Exercise directions:
Find and copy every line in the records that includes the string "text".

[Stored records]
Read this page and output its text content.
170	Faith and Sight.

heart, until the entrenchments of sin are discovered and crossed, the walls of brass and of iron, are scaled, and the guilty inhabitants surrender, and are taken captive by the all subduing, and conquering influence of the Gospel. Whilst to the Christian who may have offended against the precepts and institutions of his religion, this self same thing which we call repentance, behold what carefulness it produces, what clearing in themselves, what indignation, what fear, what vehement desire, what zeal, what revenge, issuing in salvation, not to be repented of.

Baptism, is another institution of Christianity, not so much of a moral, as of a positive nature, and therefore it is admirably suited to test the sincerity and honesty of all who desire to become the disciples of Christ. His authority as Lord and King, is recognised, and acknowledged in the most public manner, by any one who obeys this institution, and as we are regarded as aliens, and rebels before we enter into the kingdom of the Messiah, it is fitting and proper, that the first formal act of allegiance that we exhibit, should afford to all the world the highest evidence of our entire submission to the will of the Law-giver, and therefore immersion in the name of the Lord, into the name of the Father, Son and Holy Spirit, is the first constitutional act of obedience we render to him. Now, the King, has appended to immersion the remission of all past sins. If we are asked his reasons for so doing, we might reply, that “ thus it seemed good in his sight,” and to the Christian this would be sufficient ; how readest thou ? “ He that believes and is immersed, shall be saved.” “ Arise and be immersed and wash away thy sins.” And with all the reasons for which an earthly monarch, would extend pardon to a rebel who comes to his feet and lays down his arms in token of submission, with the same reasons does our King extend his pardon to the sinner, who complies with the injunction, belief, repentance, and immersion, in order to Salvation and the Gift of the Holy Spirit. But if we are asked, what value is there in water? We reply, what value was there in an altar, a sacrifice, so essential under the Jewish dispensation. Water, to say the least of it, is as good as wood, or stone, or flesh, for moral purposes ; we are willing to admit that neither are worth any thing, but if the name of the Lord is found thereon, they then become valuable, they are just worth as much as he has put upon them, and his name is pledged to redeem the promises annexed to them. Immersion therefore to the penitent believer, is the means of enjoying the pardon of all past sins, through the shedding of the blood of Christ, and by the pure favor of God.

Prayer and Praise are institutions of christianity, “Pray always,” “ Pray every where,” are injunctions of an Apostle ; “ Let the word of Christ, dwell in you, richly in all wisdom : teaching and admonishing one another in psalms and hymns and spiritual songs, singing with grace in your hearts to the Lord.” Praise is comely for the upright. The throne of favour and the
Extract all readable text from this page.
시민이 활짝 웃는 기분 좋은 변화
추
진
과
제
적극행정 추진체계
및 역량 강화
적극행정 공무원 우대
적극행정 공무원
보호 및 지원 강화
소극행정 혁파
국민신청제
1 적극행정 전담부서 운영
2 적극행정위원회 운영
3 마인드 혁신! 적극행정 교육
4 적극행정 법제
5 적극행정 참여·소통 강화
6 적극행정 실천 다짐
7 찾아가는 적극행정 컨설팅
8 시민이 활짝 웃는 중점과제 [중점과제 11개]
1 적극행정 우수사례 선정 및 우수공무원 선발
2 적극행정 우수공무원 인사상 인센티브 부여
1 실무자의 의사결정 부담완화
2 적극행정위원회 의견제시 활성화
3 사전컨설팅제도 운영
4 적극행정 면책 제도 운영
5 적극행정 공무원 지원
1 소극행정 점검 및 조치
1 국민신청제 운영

Task response:
Read this page and output its text content.
Extract all readable text from this page.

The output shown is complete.